(Stored data entries)
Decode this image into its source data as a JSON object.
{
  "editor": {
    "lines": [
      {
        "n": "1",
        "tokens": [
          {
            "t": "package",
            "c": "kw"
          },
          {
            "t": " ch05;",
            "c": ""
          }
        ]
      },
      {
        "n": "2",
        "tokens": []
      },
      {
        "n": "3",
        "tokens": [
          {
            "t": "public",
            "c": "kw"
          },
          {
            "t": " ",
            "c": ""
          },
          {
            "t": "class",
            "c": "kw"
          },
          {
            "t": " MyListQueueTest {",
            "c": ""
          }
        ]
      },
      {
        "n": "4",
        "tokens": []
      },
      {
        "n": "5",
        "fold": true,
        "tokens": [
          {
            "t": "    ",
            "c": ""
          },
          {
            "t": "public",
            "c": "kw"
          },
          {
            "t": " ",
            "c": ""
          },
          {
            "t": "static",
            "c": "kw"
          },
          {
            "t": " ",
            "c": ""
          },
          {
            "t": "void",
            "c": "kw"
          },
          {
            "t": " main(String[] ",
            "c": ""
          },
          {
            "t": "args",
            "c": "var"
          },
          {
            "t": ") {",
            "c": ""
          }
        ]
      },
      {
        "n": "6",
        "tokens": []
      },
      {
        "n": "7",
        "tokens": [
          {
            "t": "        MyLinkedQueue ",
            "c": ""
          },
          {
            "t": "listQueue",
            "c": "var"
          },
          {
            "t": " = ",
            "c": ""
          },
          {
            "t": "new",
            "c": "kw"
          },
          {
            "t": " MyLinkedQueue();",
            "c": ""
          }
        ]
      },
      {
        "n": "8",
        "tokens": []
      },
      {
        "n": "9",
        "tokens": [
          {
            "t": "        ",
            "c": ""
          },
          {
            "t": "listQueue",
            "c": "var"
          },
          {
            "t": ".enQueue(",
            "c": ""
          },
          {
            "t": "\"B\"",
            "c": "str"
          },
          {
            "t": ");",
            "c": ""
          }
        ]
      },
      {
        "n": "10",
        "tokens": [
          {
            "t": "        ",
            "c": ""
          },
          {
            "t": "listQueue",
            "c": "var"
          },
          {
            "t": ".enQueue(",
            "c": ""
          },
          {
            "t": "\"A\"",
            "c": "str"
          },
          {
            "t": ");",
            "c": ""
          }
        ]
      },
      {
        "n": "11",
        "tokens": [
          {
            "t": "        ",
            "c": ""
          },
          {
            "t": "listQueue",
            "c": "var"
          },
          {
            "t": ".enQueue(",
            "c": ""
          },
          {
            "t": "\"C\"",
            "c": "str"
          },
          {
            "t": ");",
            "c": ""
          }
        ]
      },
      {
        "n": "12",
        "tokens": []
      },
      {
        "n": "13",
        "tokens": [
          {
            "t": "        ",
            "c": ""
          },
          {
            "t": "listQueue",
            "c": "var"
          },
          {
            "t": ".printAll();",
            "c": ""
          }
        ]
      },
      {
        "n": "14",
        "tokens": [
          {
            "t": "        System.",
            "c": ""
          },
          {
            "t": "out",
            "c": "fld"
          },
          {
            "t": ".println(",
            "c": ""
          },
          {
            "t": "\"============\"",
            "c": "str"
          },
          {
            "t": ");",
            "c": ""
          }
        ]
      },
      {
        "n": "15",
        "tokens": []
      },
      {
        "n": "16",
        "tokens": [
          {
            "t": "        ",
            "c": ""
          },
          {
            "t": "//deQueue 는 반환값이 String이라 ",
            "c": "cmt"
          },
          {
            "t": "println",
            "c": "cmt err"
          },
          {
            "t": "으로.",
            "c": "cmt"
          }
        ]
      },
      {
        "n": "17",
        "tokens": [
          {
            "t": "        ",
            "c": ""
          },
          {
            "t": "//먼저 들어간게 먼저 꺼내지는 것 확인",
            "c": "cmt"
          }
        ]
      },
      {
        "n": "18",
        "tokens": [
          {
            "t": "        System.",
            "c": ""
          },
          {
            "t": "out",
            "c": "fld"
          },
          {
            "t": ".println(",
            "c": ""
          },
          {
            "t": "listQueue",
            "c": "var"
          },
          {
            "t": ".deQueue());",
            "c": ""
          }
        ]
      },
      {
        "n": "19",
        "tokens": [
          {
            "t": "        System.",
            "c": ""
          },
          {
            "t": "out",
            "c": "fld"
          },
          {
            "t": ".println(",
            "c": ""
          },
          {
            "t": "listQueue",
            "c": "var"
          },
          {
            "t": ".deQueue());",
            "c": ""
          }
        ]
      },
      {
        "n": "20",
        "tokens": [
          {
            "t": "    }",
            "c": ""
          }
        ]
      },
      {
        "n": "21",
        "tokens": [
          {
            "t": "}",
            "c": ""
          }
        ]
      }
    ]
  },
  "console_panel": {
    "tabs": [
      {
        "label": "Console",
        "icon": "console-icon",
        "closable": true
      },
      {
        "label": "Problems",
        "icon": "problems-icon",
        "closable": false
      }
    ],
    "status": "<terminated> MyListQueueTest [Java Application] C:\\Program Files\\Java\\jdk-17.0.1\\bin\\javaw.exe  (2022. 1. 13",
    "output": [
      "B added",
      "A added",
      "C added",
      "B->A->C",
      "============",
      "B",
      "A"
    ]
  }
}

◆ **Challenge**: Copy out the whole listing exactly.

◆ **Written solution**:
Decode this image into its source data as a JSON object.
{
  "editor": {
    "lines": [
      {
        "n": "1",
        "tokens": [
          {
            "t": "package",
            "c": "kw"
          },
          {
            "t": " ch05;",
            "c": ""
          }
        ]
      },
      {
        "n": "2",
        "tokens": []
      },
      {
        "n": "3",
        "tokens": [
          {
            "t": "public",
            "c": "kw"
          },
          {
            "t": " ",
            "c": ""
          },
          {
            "t": "class",
            "c": "kw"
          },
          {
            "t": " MyListQueueTest {",
            "c": ""
          }
        ]
      },
      {
        "n": "4",
        "tokens": []
      },
      {
        "n": "5",
        "fold": true,
        "tokens": [
          {
            "t": "    ",
            "c": ""
          },
          {
            "t": "public",
            "c": "kw"
          },
          {
            "t": " ",
            "c": ""
          },
          {
            "t": "static",
            "c": "kw"
          },
          {
            "t": " ",
            "c": ""
          },
          {
            "t": "void",
            "c": "kw"
          },
          {
            "t": " main(String[] ",
            "c": ""
          },
          {
            "t": "args",
            "c": "var"
          },
          {
            "t": ") {",
            "c": ""
          }
        ]
      },
      {
        "n": "6",
        "tokens": []
      },
      {
        "n": "7",
        "tokens": [
          {
            "t": "        MyLinkedQueue ",
            "c": ""
          },
          {
            "t": "listQueue",
            "c": "var"
          },
          {
            "t": " = ",
            "c": ""
          },
          {
            "t": "new",
            "c": "kw"
          },
          {
            "t": " MyLinkedQueue();",
            "c": ""
          }
        ]
      },
      {
        "n": "8",
        "tokens": []
      },
      {
        "n": "9",
        "tokens": [
          {
            "t": "        ",
            "c": ""
          },
          {
            "t": "listQueue",
            "c": "var"
          },
          {
            "t": ".enQueue(",
            "c": ""
          },
          {
            "t": "\"B\"",
            "c": "str"
          },
          {
            "t": ");",
            "c": ""
          }
        ]
      },
      {
        "n": "10",
        "tokens": [
          {
            "t": "        ",
            "c": ""
          },
          {
            "t": "listQueue",
            "c": "var"
          },
          {
            "t": ".enQueue(",
            "c": ""
          },
          {
            "t": "\"A\"",
            "c": "str"
          },
          {
            "t": ");",
            "c": ""
          }
        ]
      },
      {
        "n": "11",
        "tokens": [
          {
            "t": "        ",
            "c": ""
          },
          {
            "t": "listQueue",
            "c": "var"
          },
          {
            "t": ".enQueue(",
            "c": ""
          },
          {
            "t": "\"C\"",
            "c": "str"
          },
          {
            "t": ");",
            "c": ""
          }
        ]
      },
      {
        "n": "12",
        "tokens": []
      },
      {
        "n": "13",
        "tokens": [
          {
            "t": "        ",
            "c": ""
          },
          {
            "t": "listQueue",
            "c": "var"
          },
          {
            "t": ".printAll();",
            "c": ""
          }
        ]
      },
      {
        "n": "14",
        "tokens": [
          {
            "t": "        System.",
            "c": ""
          },
          {
            "t": "out",
            "c": "fld"
          },
          {
            "t": ".println(",
            "c": ""
          },
          {
            "t": "\"============\"",
            "c": "str"
          },
          {
            "t": ");",
            "c": ""
          }
        ]
      },
      {
        "n": "15",
        "tokens": []
      },
      {
        "n": "16",
        "tokens": [
          {
            "t": "        ",
            "c": ""
          },
          {
            "t": "//deQueue 는 반환값이 String이라 ",
            "c": "cmt"
          },
          {
            "t": "println",
            "c": "cmt err"
          },
          {
            "t": "으로.",
            "c": "cmt"
          }
        ]
      },
      {
        "n": "17",
        "tokens": [
          {
            "t": "        ",
            "c": ""
          },
          {
            "t": "//먼저 들어간게 먼저 꺼내지는 것 확인",
            "c": "cmt"
          }
        ]
      },
      {
        "n": "18",
        "tokens": [
          {
            "t": "        System.",
            "c": ""
          },
          {
            "t": "out",
            "c": "fld"
          },
          {
            "t": ".println(",
            "c": ""
          },
          {
            "t": "listQueue",
            "c": "var"
          },
          {
            "t": ".deQueue());",
            "c": ""
          }
        ]
      },
      {
        "n": "19",
        "tokens": [
          {
            "t": "        System.",
            "c": ""
          },
          {
            "t": "out",
            "c": "fld"
          },
          {
            "t": ".println(",
            "c": ""
          },
          {
            "t": "listQueue",
            "c": "var"
          },
          {
            "t": ".deQueue());",
            "c": ""
          }
        ]
      },
      {
        "n": "20",
        "tokens": [
          {
            "t": "    }",
            "c": ""
          }
        ]
      },
      {
        "n": "21",
        "tokens": [
          {
            "t": "}",
            "c": ""
          }
        ]
      }
    ]
  },
  "console_panel": {
    "tabs": [
      {
        "label": "Console",
        "icon": "console-icon",
        "closable": true
      },
      {
        "label": "Problems",
        "icon": "problems-icon",
        "closable": false
      }
    ],
    "status": "<terminated> MyListQueueTest [Java Application] C:\\Program Files\\Java\\jdk-17.0.1\\bin\\javaw.exe  (2022. 1. 13",
    "output": [
      "B added",
      "A added",
      "C added",
      "B->A->C",
      "============",
      "B",
      "A"
    ]
  }
}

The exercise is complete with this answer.